:: Data for this exercise

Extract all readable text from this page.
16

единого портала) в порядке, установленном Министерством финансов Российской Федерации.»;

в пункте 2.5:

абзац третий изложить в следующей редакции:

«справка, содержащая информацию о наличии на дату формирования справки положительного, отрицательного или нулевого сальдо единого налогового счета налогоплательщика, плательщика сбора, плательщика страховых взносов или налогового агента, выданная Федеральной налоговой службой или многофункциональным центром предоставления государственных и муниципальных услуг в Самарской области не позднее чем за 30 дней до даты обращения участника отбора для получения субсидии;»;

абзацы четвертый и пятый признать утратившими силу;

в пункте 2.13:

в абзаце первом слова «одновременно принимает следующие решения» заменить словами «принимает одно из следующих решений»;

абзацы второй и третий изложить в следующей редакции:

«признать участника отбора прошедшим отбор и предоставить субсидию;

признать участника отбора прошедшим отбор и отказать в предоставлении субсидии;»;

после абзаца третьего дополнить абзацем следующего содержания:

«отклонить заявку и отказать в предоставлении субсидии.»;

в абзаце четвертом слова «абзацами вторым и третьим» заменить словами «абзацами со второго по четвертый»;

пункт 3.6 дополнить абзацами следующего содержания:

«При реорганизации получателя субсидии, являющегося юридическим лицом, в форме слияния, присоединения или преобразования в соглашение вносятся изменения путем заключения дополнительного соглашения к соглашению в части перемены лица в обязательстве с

::::

Description of the task: Tally the lines in this data that hold the word "слова" and state only the count.

Response below: 2